### TASK STATEMENT
Write the lines from the one containing "chevron-down-icon: ▼: [526, 538, 533, 548]" through the one containing "doc-width-value: 2.792: [309, 345, 347, 360]" as a numbered list, omitting blank lines.

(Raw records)
**********

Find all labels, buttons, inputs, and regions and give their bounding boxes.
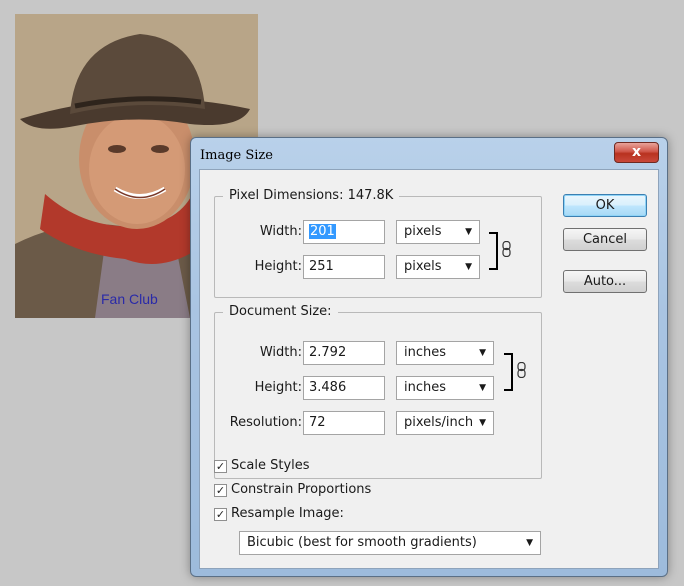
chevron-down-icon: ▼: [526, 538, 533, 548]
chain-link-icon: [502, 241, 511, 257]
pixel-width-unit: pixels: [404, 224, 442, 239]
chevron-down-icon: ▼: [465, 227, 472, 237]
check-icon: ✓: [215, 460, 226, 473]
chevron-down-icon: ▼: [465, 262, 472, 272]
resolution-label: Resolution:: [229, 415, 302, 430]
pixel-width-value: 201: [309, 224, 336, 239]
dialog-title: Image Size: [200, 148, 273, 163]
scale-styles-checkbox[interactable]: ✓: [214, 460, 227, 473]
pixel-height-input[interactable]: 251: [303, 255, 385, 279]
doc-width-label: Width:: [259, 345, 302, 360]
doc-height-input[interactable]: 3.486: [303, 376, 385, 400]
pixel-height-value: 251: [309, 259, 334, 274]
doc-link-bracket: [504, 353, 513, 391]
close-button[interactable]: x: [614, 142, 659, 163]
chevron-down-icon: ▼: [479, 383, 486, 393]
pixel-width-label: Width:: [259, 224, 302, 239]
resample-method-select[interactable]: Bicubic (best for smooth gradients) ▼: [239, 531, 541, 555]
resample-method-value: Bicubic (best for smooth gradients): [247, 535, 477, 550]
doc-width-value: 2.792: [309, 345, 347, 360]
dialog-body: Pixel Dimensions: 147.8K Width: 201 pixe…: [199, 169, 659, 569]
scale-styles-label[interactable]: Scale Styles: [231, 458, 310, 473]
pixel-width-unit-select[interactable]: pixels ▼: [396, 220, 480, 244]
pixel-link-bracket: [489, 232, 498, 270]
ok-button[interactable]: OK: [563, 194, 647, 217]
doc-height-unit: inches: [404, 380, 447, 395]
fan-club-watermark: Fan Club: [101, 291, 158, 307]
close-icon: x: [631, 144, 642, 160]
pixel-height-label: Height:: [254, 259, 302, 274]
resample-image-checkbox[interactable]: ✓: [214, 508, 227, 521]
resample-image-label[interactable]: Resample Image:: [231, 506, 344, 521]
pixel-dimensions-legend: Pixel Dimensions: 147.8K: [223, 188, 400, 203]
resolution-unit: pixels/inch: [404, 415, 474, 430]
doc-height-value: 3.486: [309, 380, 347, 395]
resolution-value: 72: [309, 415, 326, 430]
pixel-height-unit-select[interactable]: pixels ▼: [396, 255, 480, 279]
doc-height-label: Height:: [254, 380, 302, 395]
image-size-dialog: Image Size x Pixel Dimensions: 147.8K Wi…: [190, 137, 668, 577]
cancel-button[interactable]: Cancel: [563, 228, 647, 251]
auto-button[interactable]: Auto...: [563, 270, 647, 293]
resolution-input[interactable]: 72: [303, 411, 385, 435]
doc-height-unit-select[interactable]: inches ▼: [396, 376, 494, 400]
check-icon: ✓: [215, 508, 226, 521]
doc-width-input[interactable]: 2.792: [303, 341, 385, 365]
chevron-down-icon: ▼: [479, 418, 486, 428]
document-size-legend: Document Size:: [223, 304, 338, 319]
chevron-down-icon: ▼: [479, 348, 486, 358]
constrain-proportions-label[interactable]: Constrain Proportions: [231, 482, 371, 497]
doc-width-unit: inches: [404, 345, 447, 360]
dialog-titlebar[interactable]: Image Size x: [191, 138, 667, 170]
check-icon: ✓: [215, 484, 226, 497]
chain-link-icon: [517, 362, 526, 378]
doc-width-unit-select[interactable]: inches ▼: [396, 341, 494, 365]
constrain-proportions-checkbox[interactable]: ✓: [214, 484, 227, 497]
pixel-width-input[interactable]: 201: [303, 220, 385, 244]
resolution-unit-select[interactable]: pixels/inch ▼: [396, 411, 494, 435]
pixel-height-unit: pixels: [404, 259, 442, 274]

**********

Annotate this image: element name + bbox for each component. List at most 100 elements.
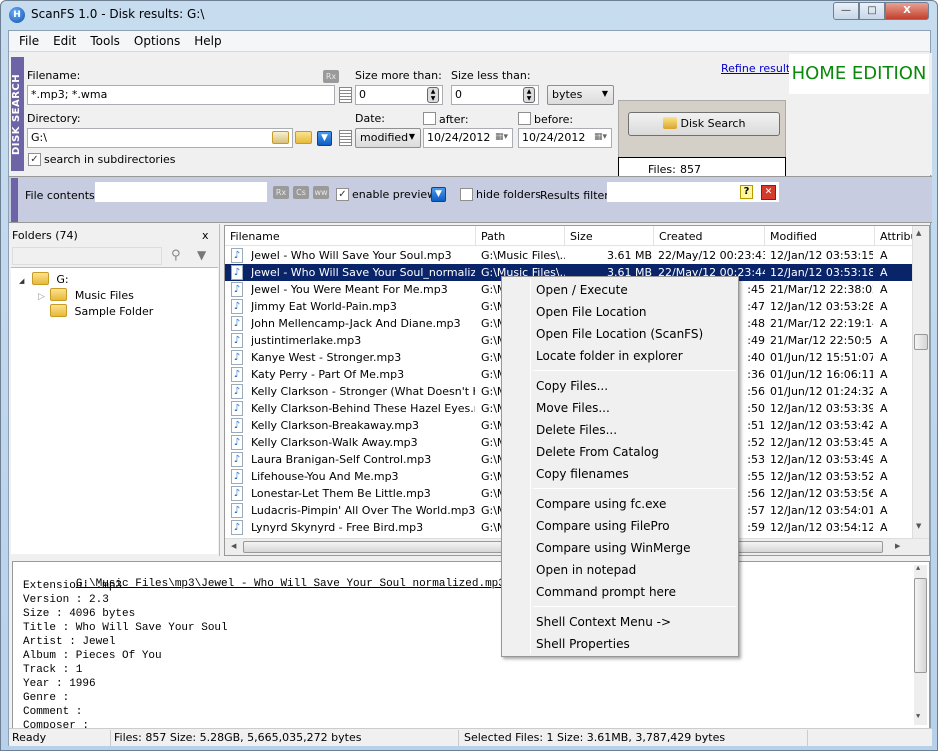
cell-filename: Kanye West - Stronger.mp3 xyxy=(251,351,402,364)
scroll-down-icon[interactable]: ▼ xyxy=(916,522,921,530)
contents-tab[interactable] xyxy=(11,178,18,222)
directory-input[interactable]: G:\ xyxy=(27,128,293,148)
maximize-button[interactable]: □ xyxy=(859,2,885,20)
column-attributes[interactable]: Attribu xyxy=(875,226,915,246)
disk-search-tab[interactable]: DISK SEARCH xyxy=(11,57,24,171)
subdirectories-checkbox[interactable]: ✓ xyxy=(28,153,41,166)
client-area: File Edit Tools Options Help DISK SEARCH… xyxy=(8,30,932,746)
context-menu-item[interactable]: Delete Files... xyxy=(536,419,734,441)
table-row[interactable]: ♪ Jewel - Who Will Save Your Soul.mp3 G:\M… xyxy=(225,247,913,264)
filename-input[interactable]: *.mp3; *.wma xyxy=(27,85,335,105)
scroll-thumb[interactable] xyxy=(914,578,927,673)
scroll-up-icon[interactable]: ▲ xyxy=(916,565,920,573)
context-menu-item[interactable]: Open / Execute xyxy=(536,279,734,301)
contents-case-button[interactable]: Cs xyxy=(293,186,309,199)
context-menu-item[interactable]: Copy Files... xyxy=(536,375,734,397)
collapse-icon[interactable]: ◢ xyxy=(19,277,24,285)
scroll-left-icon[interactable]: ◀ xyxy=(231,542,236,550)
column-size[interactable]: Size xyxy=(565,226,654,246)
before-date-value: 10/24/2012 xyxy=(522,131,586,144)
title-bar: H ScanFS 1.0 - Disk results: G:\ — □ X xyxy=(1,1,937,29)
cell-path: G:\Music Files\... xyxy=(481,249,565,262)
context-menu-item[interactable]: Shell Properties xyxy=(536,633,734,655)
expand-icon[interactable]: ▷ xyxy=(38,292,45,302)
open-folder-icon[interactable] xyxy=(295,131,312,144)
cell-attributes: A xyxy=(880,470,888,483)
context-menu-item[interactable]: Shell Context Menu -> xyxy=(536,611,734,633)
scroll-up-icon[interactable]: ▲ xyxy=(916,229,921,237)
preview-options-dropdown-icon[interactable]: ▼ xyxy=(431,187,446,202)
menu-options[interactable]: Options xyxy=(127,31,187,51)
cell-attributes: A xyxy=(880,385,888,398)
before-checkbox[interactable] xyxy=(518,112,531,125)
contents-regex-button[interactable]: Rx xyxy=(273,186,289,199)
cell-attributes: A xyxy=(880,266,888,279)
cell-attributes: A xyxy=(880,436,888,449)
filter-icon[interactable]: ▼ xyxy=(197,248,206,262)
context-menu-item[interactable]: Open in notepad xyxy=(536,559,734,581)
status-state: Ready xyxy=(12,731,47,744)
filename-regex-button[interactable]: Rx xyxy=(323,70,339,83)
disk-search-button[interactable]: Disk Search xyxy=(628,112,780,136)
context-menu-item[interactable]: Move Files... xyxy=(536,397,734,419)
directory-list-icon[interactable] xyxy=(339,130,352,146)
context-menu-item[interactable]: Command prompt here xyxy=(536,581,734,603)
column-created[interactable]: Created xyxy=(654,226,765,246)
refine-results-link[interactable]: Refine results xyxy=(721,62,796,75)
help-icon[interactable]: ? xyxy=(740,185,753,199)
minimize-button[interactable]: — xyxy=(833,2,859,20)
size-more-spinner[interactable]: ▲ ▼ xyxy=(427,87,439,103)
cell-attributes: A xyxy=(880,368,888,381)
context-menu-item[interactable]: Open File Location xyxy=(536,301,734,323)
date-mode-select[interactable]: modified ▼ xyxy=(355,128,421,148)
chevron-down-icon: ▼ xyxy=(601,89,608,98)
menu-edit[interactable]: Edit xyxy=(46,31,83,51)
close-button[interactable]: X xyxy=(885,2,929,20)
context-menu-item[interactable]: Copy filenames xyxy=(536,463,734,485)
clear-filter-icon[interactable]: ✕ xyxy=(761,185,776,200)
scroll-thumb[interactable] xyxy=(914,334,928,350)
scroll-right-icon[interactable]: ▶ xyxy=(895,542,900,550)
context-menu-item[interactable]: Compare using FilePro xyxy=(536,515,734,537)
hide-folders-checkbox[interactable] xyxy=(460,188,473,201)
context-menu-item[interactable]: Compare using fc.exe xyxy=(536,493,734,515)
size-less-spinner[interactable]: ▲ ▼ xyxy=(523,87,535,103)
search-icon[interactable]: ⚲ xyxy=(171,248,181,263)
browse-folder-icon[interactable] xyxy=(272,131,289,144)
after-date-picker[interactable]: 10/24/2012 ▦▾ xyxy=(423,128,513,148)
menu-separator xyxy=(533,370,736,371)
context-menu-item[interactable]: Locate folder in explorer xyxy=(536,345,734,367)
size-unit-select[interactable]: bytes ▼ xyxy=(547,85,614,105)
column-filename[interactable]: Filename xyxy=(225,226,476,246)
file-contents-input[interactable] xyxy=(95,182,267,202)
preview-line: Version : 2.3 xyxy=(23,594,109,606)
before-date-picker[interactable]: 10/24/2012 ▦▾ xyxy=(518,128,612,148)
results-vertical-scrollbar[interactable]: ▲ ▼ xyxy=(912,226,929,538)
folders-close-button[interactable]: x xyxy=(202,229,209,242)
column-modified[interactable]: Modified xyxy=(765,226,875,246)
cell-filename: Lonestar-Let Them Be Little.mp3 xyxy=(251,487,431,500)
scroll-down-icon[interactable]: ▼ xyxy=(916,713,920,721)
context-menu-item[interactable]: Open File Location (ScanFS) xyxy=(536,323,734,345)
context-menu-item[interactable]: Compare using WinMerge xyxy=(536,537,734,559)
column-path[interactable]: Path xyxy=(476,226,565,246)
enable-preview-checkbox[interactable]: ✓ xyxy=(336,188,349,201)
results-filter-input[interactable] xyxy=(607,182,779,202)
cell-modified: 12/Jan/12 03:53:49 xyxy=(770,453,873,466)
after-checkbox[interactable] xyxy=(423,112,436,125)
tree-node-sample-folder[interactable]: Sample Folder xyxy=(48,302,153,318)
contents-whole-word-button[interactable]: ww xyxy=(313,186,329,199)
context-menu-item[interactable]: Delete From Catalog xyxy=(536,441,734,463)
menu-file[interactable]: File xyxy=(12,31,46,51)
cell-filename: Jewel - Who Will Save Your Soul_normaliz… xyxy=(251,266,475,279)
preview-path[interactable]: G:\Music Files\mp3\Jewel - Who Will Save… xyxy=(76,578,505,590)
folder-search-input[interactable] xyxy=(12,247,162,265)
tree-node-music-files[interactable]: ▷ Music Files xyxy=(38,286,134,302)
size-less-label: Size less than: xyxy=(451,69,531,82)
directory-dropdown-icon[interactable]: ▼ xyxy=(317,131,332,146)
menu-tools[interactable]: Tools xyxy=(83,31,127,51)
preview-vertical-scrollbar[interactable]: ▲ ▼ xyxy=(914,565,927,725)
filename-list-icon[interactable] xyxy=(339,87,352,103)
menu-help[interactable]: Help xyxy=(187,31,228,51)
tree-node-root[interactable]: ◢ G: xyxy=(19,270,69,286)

**********

### OUTPUT BELOW
1. chevron-down-icon: ▼: [526, 538, 533, 548]
2. chain-link-icon: [502, 241, 511, 257]
3. pixel-width-unit: pixels: [404, 224, 442, 239]
4. chevron-down-icon: ▼: [465, 227, 472, 237]
5. check-icon: ✓: [215, 460, 226, 473]
6. chevron-down-icon: ▼: [465, 262, 472, 272]
7. resolution-label: Resolution:: [229, 415, 302, 430]
8. pixel-width-value: 201: [309, 224, 336, 239]
9. dialog-title: Image Size: [200, 148, 273, 163]
10. scale-styles-checkbox[interactable]: ✓: [214, 460, 227, 473]
11. pixel-height-input[interactable]: 251: [303, 255, 385, 279]
12. doc-width-label: Width:: [259, 345, 302, 360]
13. doc-height-input[interactable]: 3.486: [303, 376, 385, 400]
14. pixel-height-value: 251: [309, 259, 334, 274]
15. doc-link-bracket: [504, 353, 513, 391]
16. close-button[interactable]: x: [614, 142, 659, 163]
17. chevron-down-icon: ▼: [479, 383, 486, 393]
18. pixel-width-label: Width:: [259, 224, 302, 239]
19. resample-method-select[interactable]: Bicubic (best for smooth gradients) ▼: [239, 531, 541, 555]
20. resample-method-value: Bicubic (best for smooth gradients): [247, 535, 477, 550]
21. doc-width-value: 2.792: [309, 345, 347, 360]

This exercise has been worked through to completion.